>>>
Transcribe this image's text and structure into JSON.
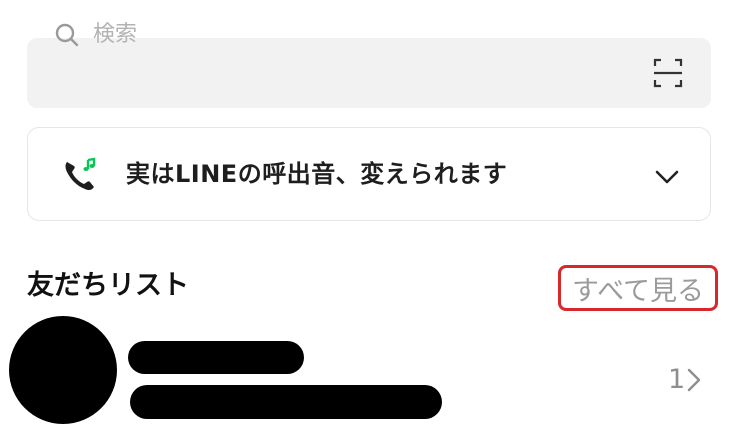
{
  "search": {
    "placeholder": "検索",
    "icon": "search-icon",
    "scan_icon": "qr-scan-icon"
  },
  "banner": {
    "text": "実はLINEの呼出音、変えられます",
    "icon": "phone-music-icon",
    "expand_icon": "chevron-down-icon",
    "accent_color": "#06c755"
  },
  "friends": {
    "title": "友だちリスト",
    "see_all_label": "すべて見る",
    "count": "1",
    "highlight_color": "#d9272e"
  }
}
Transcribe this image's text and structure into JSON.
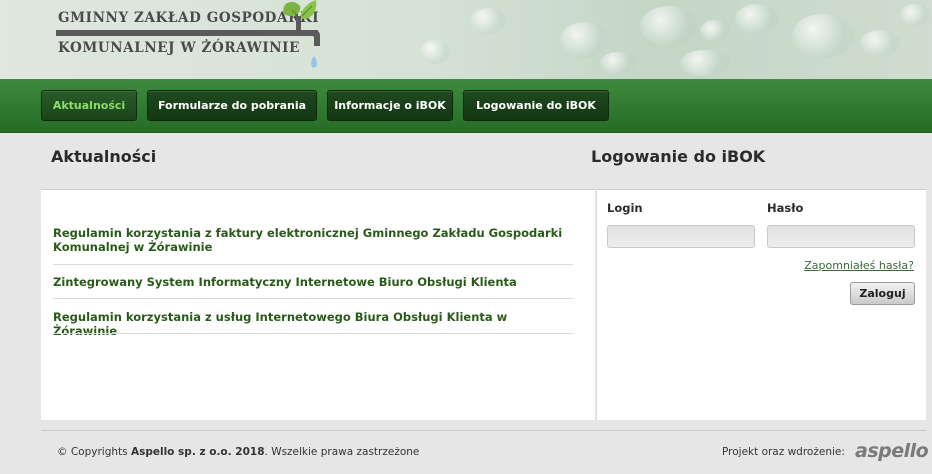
{
  "header": {
    "logo_line1": "GMINNY ZAKŁAD GOSPODARKI",
    "logo_line2": "KOMUNALNEJ W ŻÓRAWINIE",
    "logo_icon": "tap-with-leaves-icon",
    "colors": {
      "leaf": "#7cb342",
      "pipe": "#5a5a5a",
      "drop": "#8ec7e8"
    }
  },
  "nav": {
    "items": [
      {
        "label": "Aktualności",
        "active": true
      },
      {
        "label": "Formularze do pobrania",
        "active": false
      },
      {
        "label": "Informacje o iBOK",
        "active": false
      },
      {
        "label": "Logowanie do iBOK",
        "active": false
      }
    ],
    "colors": {
      "bar": "#2f7a2f",
      "button": "#173d17",
      "active_text": "#8ddc6a"
    }
  },
  "news": {
    "title": "Aktualności",
    "items": [
      "Regulamin korzystania z faktury elektronicznej Gminnego Zakładu Gospodarki Komunalnej w Żórawinie",
      "Zintegrowany System Informatyczny Internetowe Biuro Obsługi Klienta",
      "Regulamin korzystania z usług Internetowego Biura Obsługi Klienta w Żórawinie"
    ],
    "link_color": "#2a5a1a"
  },
  "login": {
    "title": "Logowanie do iBOK",
    "login_label": "Login",
    "login_value": "",
    "password_label": "Hasło",
    "password_value": "",
    "forgot_label": "Zapomniałeś hasła?",
    "submit_label": "Zaloguj"
  },
  "footer": {
    "copyright_prefix": "© Copyrights",
    "copyright_company": "Aspello sp. z o.o. 2018",
    "copyright_suffix": ". Wszelkie prawa zastrzeżone",
    "project_label": "Projekt oraz wdrożenie:",
    "brand": "aspello",
    "brand_dot_color": "#cc2a1a"
  }
}
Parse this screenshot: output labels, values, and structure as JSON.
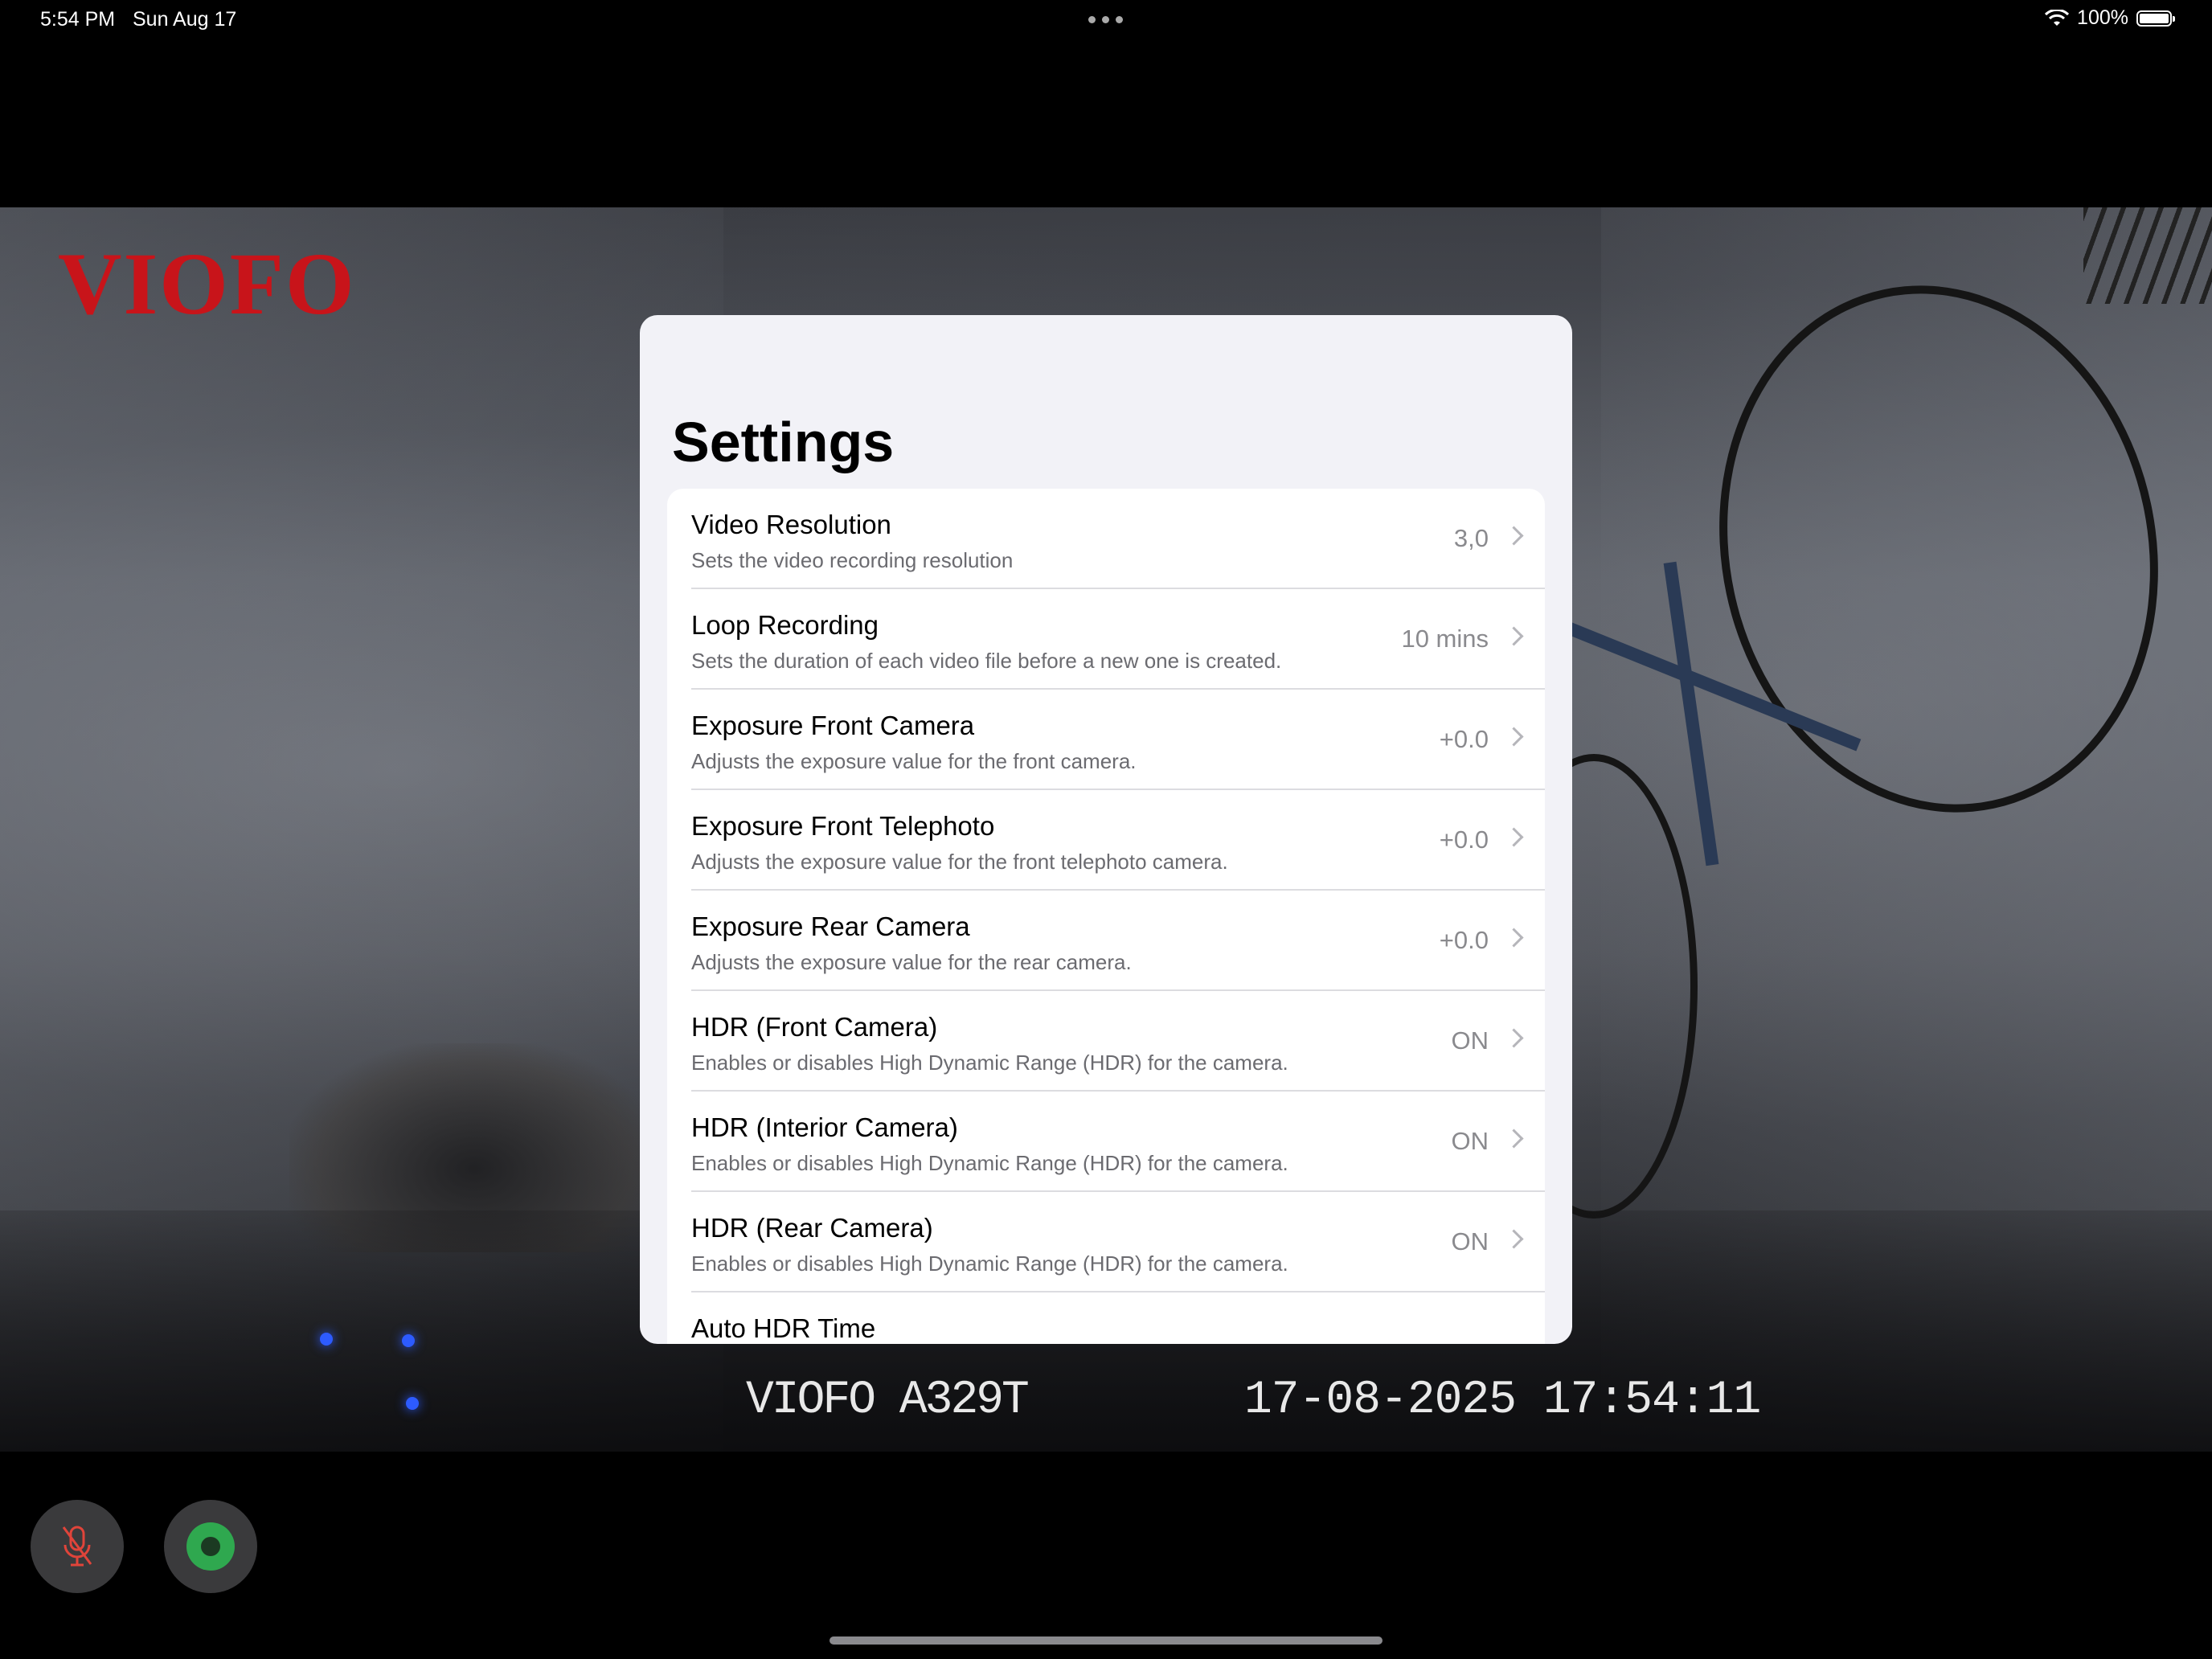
{
  "status_bar": {
    "time": "5:54 PM",
    "date": "Sun Aug 17",
    "battery_percent": "100%",
    "battery_level": 1.0
  },
  "feed": {
    "logo": "VIOFO",
    "model_overlay": "VIOFO A329T",
    "timestamp_overlay": "17-08-2025 17:54:11"
  },
  "settings": {
    "title": "Settings",
    "rows": [
      {
        "label": "Video Resolution",
        "sub": "Sets the video recording resolution",
        "value": "3,0"
      },
      {
        "label": "Loop Recording",
        "sub": "Sets the duration of each video file before a new one is created.",
        "value": "10 mins"
      },
      {
        "label": "Exposure Front Camera",
        "sub": "Adjusts the exposure value for the front camera.",
        "value": "+0.0"
      },
      {
        "label": "Exposure Front Telephoto",
        "sub": "Adjusts the exposure value for the front telephoto camera.",
        "value": "+0.0"
      },
      {
        "label": "Exposure Rear Camera",
        "sub": "Adjusts the exposure value for the rear camera.",
        "value": "+0.0"
      },
      {
        "label": "HDR (Front Camera)",
        "sub": "Enables or disables High Dynamic Range (HDR) for the camera.",
        "value": "ON"
      },
      {
        "label": "HDR (Interior Camera)",
        "sub": "Enables or disables High Dynamic Range (HDR) for the camera.",
        "value": "ON"
      },
      {
        "label": "HDR (Rear Camera)",
        "sub": "Enables or disables High Dynamic Range (HDR) for the camera.",
        "value": "ON"
      },
      {
        "label": "Auto HDR Time",
        "sub": "",
        "value": ""
      }
    ]
  },
  "controls": {
    "mic_icon": "mic-muted-icon",
    "record_icon": "record-icon",
    "accent_record": "#2fa84f",
    "accent_mic": "#e0443a"
  }
}
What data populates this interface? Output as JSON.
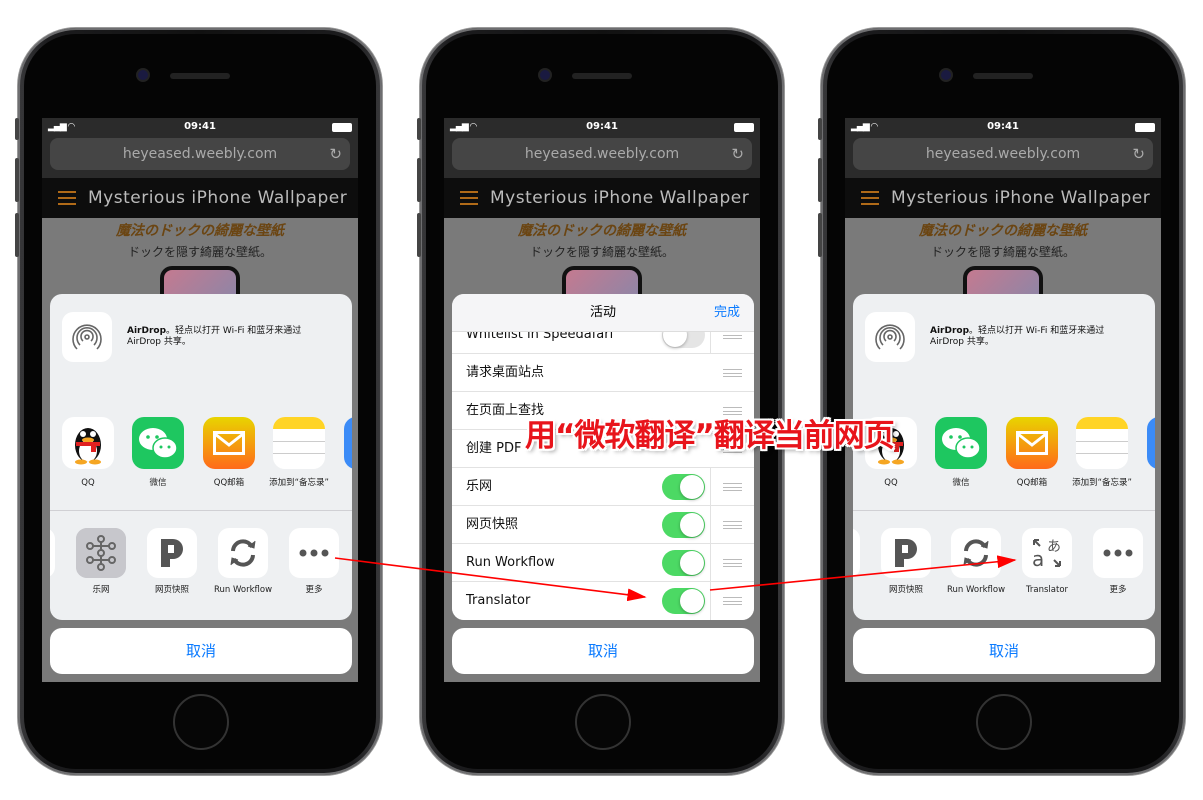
{
  "phones": [
    {
      "status": {
        "time": "09:41"
      },
      "url": "heyeased.weebly.com",
      "site_title": "Mysterious iPhone Wallpaper",
      "heading": "魔法のドックの綺麗な壁紙",
      "subheading": "ドックを隠す綺麗な壁紙。",
      "airdrop": {
        "title": "AirDrop",
        "text": "。轻点以打开 Wi-Fi 和蓝牙来通过 AirDrop 共享。"
      },
      "apps": [
        {
          "label": "QQ",
          "icon": "qq-penguin-icon"
        },
        {
          "label": "微信",
          "icon": "wechat-icon"
        },
        {
          "label": "QQ邮箱",
          "icon": "qq-mail-icon"
        },
        {
          "label": "添加到“备忘录”",
          "icon": "notes-icon"
        }
      ],
      "actions": [
        {
          "label": "乐网",
          "icon": "lewang-icon"
        },
        {
          "label": "网页快照",
          "icon": "web-snapshot-icon"
        },
        {
          "label": "Run Workflow",
          "icon": "run-workflow-icon"
        },
        {
          "label": "更多",
          "icon": "more-icon"
        }
      ],
      "cancel": "取消"
    },
    {
      "status": {
        "time": "09:41"
      },
      "url": "heyeased.weebly.com",
      "site_title": "Mysterious iPhone Wallpaper",
      "heading": "魔法のドックの綺麗な壁紙",
      "subheading": "ドックを隠す綺麗な壁紙。",
      "activity": {
        "title": "活动",
        "done": "完成",
        "rows": [
          {
            "label": "Whitelist in Speedafari",
            "toggle": false
          },
          {
            "label": "请求桌面站点",
            "toggle": null
          },
          {
            "label": "在页面上查找",
            "toggle": null
          },
          {
            "label": "创建 PDF",
            "toggle": null
          },
          {
            "label": "乐网",
            "toggle": true
          },
          {
            "label": "网页快照",
            "toggle": true
          },
          {
            "label": "Run Workflow",
            "toggle": true
          },
          {
            "label": "Translator",
            "toggle": true
          }
        ]
      },
      "cancel": "取消"
    },
    {
      "status": {
        "time": "09:41"
      },
      "url": "heyeased.weebly.com",
      "site_title": "Mysterious iPhone Wallpaper",
      "heading": "魔法のドックの綺麗な壁紙",
      "subheading": "ドックを隠す綺麗な壁紙。",
      "airdrop": {
        "title": "AirDrop",
        "text": "。轻点以打开 Wi-Fi 和蓝牙来通过 AirDrop 共享。"
      },
      "apps": [
        {
          "label": "QQ",
          "icon": "qq-penguin-icon"
        },
        {
          "label": "微信",
          "icon": "wechat-icon"
        },
        {
          "label": "QQ邮箱",
          "icon": "qq-mail-icon"
        },
        {
          "label": "添加到“备忘录”",
          "icon": "notes-icon"
        }
      ],
      "actions": [
        {
          "label": "网页快照",
          "icon": "web-snapshot-icon"
        },
        {
          "label": "Run Workflow",
          "icon": "run-workflow-icon"
        },
        {
          "label": "Translator",
          "icon": "translator-icon"
        },
        {
          "label": "更多",
          "icon": "more-icon"
        }
      ],
      "cancel": "取消"
    }
  ],
  "annotation": "用“微软翻译”翻译当前网页",
  "colors": {
    "accent": "#0a7aff",
    "toggle_on": "#4cd964",
    "annotation": "#e8141b"
  }
}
<<<
Written instruction: Scan the records for the string "Aktualności". Copy each line in which it appears.

Exercise result:
        "label": "Aktualności",
    "title": "Aktualności",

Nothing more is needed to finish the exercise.